_Aim of the task_:
Copy out the lines of the items below, starting with the line that contains "for every button, label, input, icon, or" and going on through the line that contains "avatar[interactable] (34, 473, 134, 573)", both included.

%%

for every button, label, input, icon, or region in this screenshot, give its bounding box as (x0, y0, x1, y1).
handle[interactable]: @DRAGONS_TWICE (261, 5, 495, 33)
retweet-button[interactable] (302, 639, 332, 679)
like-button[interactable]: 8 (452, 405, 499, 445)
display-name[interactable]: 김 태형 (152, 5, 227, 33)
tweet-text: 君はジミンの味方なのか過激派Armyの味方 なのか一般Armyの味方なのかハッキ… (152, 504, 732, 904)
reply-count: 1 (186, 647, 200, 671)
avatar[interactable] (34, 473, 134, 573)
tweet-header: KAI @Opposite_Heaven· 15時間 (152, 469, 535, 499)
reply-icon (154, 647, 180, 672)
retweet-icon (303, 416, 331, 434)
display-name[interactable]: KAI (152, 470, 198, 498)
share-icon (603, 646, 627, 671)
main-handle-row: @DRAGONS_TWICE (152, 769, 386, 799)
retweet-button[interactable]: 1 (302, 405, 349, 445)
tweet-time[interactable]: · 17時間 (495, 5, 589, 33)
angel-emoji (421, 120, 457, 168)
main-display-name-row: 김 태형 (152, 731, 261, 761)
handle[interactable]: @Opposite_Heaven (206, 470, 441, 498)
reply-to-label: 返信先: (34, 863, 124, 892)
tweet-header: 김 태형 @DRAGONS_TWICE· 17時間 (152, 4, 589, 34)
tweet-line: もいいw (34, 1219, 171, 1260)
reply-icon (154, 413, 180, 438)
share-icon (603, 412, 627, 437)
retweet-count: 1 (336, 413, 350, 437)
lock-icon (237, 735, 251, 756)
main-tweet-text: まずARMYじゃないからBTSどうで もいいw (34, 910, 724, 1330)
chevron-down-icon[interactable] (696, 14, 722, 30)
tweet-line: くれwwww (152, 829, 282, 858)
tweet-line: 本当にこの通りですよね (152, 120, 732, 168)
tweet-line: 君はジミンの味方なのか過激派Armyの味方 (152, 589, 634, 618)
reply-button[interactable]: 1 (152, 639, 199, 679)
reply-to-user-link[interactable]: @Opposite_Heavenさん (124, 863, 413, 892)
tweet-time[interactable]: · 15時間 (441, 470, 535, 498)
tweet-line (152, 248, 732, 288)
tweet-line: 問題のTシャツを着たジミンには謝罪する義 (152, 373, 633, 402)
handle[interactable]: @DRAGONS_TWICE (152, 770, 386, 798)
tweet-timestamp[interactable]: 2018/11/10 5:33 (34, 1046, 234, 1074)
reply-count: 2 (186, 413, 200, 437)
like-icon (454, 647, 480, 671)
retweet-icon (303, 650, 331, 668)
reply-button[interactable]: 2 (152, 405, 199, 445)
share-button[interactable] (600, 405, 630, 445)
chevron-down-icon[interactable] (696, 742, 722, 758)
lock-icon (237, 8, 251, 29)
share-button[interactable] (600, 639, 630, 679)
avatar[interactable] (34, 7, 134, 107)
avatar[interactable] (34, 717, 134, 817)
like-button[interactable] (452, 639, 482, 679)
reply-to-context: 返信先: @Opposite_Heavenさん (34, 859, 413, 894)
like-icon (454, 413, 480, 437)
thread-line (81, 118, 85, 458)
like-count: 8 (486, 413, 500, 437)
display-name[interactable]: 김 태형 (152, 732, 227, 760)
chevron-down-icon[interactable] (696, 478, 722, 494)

%%
%%

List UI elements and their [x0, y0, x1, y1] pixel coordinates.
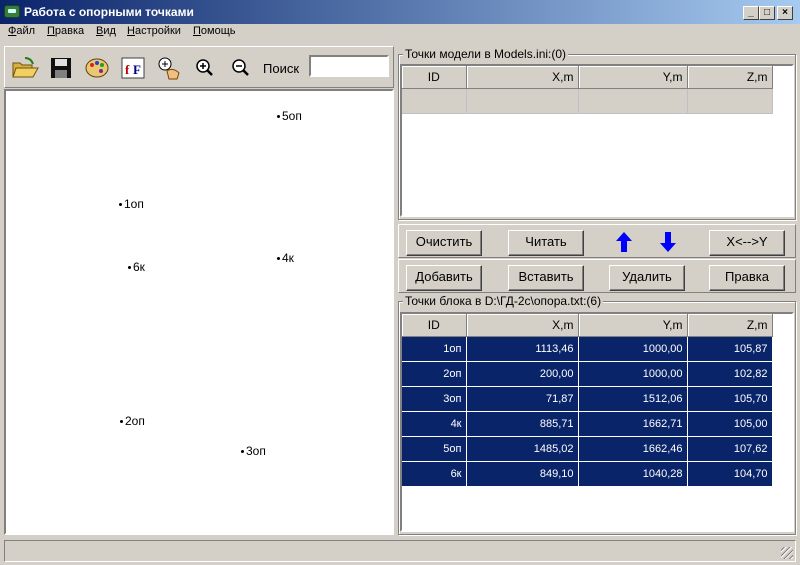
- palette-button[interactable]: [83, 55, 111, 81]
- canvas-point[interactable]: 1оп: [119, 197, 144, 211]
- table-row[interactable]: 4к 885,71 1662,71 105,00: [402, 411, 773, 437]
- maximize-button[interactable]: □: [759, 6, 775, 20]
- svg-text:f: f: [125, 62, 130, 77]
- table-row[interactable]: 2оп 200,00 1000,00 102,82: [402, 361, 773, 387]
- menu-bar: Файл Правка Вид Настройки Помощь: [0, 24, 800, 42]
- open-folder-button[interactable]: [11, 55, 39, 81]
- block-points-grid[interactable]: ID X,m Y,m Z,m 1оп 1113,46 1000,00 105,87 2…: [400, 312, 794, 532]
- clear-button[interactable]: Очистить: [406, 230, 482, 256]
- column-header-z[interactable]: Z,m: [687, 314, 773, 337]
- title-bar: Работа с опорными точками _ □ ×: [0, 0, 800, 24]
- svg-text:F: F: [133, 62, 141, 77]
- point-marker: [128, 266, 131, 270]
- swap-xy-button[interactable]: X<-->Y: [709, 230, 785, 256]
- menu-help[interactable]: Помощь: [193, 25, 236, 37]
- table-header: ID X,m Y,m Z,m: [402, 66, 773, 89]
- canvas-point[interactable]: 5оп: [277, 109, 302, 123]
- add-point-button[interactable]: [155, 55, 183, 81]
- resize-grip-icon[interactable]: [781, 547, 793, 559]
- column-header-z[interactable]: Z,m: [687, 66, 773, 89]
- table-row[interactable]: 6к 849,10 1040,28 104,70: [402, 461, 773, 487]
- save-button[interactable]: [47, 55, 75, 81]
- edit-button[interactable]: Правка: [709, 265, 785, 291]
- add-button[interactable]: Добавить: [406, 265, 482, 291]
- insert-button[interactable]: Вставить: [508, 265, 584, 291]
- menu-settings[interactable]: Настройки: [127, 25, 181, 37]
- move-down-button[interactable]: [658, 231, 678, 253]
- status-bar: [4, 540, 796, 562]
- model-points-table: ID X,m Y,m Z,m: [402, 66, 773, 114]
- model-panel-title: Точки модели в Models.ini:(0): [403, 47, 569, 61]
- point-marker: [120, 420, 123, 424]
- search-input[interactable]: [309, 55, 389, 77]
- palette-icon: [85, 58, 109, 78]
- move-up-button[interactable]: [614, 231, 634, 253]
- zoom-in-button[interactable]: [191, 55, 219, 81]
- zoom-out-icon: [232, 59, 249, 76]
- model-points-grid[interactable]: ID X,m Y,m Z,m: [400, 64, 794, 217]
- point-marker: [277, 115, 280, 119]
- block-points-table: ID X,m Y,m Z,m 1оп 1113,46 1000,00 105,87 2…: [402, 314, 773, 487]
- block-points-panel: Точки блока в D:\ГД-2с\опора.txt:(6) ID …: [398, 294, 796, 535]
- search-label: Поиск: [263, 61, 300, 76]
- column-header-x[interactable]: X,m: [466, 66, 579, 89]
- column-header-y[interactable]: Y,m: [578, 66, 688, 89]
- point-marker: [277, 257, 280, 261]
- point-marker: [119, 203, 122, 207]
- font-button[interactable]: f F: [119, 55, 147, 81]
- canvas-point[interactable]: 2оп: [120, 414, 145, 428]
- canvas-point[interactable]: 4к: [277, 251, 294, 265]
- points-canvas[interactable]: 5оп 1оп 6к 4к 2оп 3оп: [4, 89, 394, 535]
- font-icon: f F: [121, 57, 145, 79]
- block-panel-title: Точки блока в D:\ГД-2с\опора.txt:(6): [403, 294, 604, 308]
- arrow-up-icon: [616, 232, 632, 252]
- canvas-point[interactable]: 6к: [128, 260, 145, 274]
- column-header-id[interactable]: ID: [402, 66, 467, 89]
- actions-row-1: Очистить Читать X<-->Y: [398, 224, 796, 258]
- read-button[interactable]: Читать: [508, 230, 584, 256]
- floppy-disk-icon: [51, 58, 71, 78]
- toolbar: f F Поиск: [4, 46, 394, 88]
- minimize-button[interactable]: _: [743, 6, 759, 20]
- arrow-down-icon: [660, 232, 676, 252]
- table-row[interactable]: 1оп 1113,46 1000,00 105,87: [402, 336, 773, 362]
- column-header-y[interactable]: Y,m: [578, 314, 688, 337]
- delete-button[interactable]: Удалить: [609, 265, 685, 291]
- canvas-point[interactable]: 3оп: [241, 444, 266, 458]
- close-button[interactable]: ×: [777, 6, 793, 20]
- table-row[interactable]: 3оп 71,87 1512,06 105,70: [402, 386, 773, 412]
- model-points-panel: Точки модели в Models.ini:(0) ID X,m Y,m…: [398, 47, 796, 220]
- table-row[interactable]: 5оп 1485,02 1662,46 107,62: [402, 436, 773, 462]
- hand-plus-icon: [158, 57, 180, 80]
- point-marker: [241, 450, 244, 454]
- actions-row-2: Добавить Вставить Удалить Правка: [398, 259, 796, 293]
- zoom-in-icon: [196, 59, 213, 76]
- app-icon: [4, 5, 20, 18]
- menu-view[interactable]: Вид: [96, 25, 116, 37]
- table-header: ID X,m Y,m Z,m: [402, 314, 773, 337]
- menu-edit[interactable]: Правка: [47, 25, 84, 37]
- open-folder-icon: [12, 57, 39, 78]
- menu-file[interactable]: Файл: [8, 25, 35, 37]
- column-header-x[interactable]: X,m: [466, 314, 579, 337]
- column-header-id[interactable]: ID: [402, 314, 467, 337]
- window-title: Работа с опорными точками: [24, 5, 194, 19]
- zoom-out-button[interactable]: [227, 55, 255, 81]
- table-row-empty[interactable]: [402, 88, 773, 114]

%%

_Solved problem_:
for every button, label, input, icon, or region in this screenshot, give its bounding box as (x0, y0, x1, y1).
handle[interactable]: @DRAGONS_TWICE (261, 5, 495, 33)
retweet-button[interactable] (302, 639, 332, 679)
like-button[interactable]: 8 (452, 405, 499, 445)
display-name[interactable]: 김 태형 (152, 5, 227, 33)
tweet-text: 君はジミンの味方なのか過激派Armyの味方 なのか一般Armyの味方なのかハッキ… (152, 504, 732, 904)
reply-count: 1 (186, 647, 200, 671)
avatar[interactable] (34, 473, 134, 573)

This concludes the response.